— START —

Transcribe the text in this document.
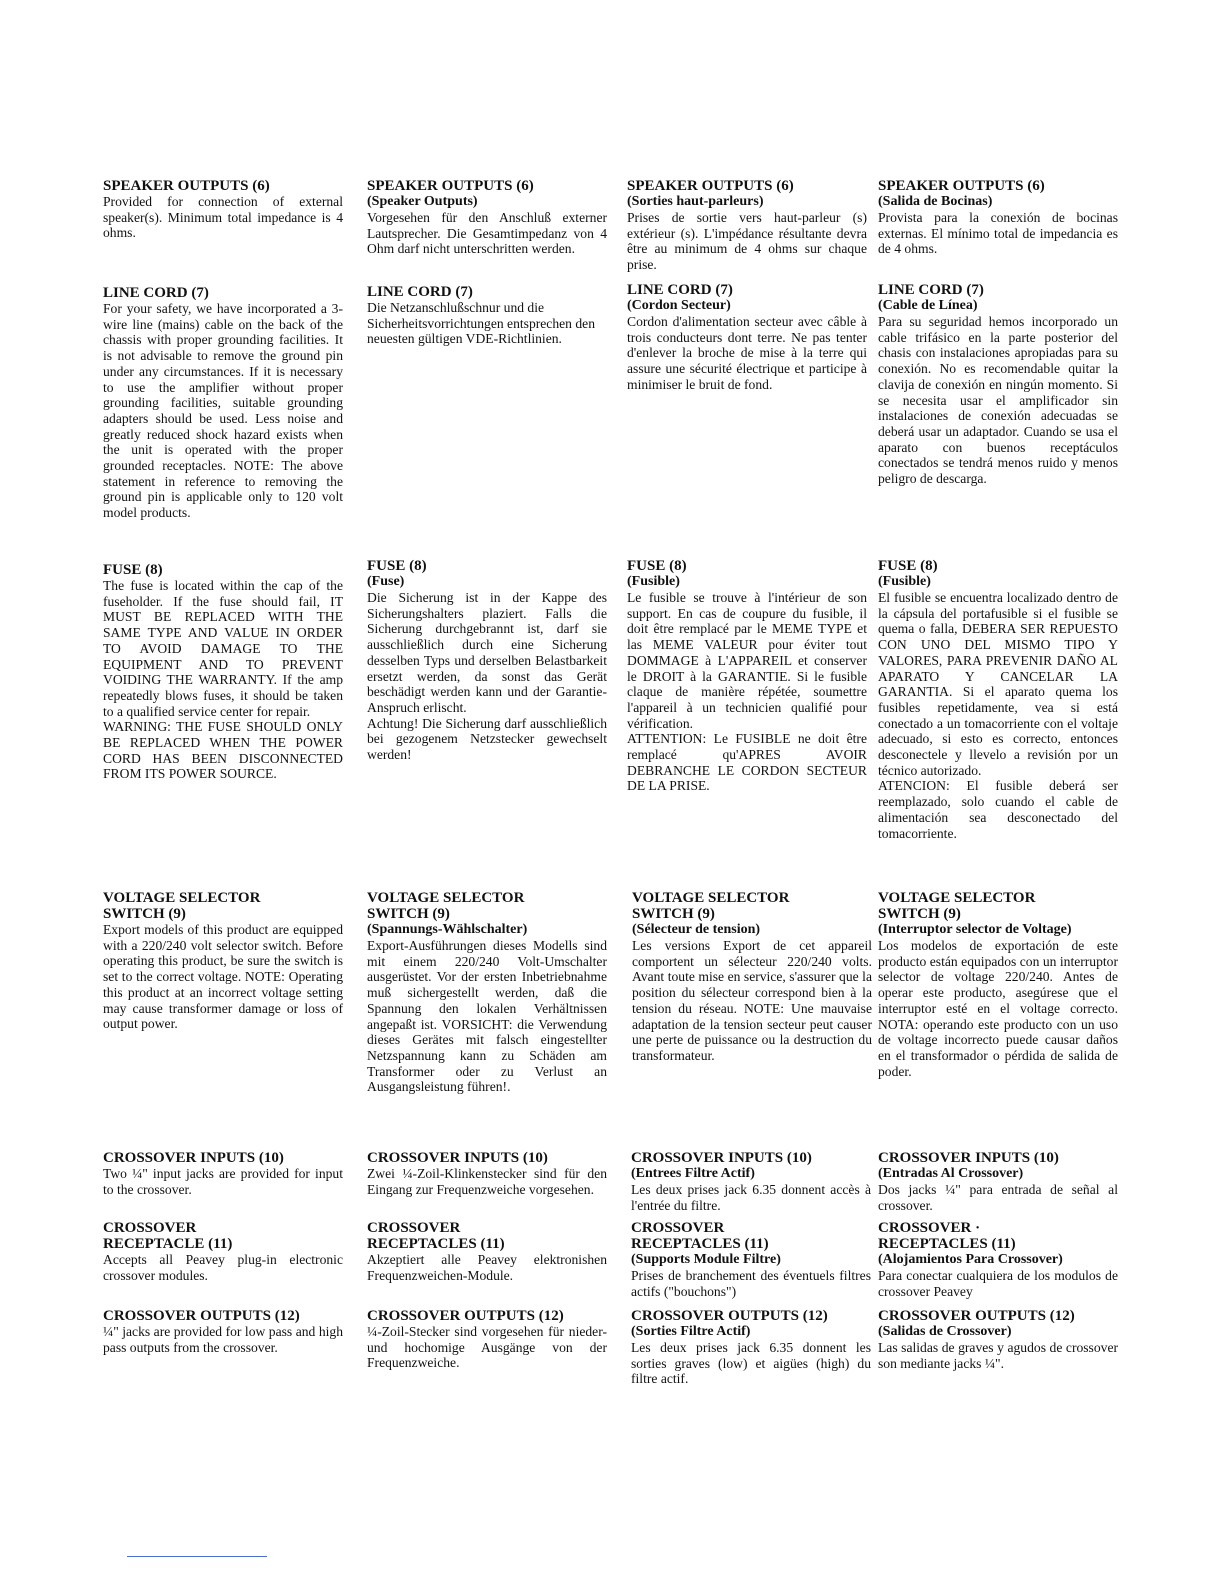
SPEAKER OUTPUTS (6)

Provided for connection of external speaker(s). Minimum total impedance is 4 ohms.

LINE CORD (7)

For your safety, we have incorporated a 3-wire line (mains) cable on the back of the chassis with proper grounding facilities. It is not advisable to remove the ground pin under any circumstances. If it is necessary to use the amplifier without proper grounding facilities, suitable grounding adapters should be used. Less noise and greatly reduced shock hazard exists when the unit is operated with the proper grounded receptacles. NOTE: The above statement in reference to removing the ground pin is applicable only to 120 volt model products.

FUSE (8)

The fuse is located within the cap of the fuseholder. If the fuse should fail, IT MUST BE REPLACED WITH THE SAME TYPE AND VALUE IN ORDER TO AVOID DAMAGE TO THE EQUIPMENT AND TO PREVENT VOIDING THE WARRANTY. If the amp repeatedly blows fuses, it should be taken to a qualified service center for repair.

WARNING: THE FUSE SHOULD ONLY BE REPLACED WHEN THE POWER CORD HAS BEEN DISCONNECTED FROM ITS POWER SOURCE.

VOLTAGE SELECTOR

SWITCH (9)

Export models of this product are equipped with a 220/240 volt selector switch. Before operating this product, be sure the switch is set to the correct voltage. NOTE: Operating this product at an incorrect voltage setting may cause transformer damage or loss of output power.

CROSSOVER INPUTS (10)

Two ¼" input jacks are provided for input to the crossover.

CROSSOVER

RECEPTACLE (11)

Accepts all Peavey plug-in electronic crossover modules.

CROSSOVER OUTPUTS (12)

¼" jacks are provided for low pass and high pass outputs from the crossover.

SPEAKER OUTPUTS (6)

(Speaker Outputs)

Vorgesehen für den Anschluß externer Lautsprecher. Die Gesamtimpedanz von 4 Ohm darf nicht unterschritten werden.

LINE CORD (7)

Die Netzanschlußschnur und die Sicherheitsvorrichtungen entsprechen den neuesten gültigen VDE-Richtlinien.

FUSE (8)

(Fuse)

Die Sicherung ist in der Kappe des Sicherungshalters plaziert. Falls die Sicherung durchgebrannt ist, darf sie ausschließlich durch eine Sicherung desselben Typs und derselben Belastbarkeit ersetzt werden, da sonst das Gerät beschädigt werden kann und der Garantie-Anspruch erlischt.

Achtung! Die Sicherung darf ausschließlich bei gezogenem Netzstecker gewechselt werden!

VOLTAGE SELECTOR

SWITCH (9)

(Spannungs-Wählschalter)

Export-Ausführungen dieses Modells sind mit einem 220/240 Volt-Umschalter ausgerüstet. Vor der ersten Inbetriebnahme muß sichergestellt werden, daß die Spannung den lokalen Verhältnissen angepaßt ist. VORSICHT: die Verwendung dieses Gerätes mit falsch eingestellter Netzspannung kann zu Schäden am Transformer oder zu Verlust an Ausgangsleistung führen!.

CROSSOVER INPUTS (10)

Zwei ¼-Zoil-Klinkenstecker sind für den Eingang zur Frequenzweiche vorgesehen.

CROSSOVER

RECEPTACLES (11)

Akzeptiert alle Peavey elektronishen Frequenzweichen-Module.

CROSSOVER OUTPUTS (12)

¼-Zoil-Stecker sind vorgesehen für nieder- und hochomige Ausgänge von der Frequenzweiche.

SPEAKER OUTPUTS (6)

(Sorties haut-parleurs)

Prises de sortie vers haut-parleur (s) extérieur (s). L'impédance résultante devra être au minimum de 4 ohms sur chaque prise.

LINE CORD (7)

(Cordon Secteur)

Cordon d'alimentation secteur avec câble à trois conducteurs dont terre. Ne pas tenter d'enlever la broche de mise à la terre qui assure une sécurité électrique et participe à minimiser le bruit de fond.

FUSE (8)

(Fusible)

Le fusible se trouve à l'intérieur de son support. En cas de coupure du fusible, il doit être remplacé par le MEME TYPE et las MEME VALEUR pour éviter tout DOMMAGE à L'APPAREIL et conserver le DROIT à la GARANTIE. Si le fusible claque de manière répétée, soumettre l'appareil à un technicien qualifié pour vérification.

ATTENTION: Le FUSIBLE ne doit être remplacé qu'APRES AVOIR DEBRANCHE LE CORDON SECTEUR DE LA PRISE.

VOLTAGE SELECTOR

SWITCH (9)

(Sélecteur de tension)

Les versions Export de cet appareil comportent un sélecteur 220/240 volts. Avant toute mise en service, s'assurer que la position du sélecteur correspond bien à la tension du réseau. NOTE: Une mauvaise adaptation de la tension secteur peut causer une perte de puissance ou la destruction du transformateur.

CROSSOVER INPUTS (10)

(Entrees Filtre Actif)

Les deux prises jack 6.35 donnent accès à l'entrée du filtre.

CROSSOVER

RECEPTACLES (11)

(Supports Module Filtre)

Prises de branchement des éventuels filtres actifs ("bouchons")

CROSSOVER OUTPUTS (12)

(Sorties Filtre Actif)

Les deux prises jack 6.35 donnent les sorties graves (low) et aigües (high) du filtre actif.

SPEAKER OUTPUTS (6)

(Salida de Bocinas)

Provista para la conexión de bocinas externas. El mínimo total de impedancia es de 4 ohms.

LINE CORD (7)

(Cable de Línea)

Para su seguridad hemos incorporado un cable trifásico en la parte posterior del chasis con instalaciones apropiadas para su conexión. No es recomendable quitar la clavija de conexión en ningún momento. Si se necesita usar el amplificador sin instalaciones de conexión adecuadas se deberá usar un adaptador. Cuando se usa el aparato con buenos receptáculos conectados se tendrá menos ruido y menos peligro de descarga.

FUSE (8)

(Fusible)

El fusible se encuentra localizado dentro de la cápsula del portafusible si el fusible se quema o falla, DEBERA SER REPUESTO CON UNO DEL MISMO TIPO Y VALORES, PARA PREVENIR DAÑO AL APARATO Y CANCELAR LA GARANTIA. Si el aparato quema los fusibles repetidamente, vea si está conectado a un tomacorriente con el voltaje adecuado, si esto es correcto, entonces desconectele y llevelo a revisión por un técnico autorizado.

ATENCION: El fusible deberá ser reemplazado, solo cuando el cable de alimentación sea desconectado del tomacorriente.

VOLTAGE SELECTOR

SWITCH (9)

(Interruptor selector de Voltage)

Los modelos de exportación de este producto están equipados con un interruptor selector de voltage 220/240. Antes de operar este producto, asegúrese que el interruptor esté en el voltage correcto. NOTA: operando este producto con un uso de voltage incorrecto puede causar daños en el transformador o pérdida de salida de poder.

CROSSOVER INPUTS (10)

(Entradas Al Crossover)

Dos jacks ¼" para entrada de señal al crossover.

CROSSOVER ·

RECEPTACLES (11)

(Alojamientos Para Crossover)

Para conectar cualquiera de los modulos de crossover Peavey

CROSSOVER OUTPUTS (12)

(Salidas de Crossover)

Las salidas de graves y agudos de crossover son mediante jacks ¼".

— END —
— START —

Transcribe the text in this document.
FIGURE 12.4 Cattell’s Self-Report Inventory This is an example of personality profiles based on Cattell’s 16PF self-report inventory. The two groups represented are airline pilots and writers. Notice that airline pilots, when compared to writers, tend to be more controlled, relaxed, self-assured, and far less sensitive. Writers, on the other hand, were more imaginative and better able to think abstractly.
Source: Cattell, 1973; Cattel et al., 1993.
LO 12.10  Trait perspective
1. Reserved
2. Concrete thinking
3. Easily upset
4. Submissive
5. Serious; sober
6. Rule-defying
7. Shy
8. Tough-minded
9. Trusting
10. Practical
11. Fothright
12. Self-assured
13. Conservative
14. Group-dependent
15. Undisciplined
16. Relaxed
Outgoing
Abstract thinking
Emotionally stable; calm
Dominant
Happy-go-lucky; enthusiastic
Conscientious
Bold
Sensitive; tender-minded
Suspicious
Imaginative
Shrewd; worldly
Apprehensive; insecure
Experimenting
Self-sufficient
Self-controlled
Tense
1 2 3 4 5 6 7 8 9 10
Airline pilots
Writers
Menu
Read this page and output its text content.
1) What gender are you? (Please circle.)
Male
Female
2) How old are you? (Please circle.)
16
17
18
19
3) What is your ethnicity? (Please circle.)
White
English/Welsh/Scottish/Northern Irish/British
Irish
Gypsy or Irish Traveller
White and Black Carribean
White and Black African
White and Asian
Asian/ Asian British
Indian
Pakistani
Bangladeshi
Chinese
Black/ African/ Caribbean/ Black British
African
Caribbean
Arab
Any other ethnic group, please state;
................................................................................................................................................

— END —

# Aim
Filter the entries down to the lines with the word "Self" in them.

# Response to the task
FIGURE 12.4 Cattell’s Self-Report Inventory This is an example of personality profiles based on Cattell’s 16PF self-report inventory. The two groups represented are airline pilots and writers. Notice that airline pilots, when compared to writers, tend to be more controlled, relaxed, self-assured, and far less sensitive. Writers, on the other hand, were more imaginative and better able to think abstractly.
12. Self-assured
Self-sufficient
Self-controlled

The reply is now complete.